» PROVIDED DATA:
——————
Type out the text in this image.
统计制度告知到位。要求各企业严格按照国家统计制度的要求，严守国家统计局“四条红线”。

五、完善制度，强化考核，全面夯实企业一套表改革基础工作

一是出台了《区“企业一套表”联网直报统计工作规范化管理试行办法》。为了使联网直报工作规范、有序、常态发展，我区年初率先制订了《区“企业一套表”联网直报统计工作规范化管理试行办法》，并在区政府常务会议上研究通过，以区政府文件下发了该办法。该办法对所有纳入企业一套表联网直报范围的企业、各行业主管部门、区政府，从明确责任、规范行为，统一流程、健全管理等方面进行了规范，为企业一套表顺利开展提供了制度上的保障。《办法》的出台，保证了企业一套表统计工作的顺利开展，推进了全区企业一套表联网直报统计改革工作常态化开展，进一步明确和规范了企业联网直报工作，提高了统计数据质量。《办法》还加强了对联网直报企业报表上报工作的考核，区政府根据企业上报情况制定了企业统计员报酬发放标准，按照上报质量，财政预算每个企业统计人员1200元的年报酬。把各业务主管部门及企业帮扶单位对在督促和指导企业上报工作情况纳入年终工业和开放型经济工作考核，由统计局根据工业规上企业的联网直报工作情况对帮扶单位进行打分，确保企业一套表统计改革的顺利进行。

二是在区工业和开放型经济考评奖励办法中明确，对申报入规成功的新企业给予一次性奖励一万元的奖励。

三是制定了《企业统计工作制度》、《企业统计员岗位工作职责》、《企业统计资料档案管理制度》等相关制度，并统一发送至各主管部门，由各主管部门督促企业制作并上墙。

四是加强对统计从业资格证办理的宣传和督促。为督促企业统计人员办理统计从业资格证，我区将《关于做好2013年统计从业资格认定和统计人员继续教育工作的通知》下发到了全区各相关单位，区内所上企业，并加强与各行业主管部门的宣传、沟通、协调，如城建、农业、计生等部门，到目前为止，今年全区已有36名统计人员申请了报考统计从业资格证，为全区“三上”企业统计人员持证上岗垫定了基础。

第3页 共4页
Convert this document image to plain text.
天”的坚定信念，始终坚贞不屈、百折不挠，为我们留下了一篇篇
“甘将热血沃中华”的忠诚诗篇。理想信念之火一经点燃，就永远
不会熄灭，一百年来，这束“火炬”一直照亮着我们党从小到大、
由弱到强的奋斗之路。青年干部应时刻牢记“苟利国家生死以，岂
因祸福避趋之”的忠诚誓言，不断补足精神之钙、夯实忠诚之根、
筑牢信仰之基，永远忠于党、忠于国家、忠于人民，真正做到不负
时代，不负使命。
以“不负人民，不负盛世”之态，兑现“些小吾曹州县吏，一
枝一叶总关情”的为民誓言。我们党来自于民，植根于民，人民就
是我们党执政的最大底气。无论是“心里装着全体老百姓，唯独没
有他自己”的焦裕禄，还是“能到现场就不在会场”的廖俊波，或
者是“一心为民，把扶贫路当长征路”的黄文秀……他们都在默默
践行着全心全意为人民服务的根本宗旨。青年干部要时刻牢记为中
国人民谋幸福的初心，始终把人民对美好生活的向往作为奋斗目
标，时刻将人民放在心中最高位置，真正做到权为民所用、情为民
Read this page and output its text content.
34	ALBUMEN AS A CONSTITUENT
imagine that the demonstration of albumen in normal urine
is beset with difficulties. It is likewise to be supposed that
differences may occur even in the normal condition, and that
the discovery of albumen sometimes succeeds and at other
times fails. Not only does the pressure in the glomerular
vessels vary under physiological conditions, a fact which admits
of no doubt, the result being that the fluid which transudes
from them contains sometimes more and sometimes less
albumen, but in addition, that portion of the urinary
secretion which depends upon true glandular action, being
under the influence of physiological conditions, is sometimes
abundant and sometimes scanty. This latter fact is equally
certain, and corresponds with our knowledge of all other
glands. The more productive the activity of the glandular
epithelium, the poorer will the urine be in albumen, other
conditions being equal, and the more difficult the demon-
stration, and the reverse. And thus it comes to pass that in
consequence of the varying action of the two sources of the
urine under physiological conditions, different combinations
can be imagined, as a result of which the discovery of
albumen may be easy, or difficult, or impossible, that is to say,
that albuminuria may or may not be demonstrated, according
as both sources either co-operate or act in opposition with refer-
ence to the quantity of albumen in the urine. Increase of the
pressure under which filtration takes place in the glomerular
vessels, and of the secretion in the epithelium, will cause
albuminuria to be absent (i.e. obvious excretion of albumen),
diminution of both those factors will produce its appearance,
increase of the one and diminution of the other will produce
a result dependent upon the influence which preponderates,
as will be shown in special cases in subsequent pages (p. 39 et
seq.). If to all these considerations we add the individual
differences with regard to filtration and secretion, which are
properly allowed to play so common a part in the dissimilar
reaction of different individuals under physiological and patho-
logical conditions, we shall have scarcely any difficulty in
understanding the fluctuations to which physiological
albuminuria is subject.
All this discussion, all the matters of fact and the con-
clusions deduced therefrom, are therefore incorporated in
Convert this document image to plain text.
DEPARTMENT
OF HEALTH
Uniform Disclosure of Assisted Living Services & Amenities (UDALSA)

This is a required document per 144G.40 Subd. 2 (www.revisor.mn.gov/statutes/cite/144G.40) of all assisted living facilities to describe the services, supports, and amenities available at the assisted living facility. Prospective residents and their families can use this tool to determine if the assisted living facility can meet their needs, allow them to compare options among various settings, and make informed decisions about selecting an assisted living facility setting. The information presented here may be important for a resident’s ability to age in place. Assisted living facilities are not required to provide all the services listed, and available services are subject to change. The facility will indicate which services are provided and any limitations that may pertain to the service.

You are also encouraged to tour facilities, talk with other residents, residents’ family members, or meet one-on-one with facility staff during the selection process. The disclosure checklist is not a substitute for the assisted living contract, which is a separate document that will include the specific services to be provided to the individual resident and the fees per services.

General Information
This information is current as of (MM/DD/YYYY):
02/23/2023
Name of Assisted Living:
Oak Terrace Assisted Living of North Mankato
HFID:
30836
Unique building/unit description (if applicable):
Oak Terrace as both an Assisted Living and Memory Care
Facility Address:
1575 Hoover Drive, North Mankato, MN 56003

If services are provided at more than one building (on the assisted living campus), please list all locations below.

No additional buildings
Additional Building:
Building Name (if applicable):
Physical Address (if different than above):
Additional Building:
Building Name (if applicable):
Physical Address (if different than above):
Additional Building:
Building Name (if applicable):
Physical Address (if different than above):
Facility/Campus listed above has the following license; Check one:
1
——————
Extract, from the listing above, every line where the string "produce" occurs.

diminution of both those factors will produce its appearance,
increase of the one and diminution of the other will produce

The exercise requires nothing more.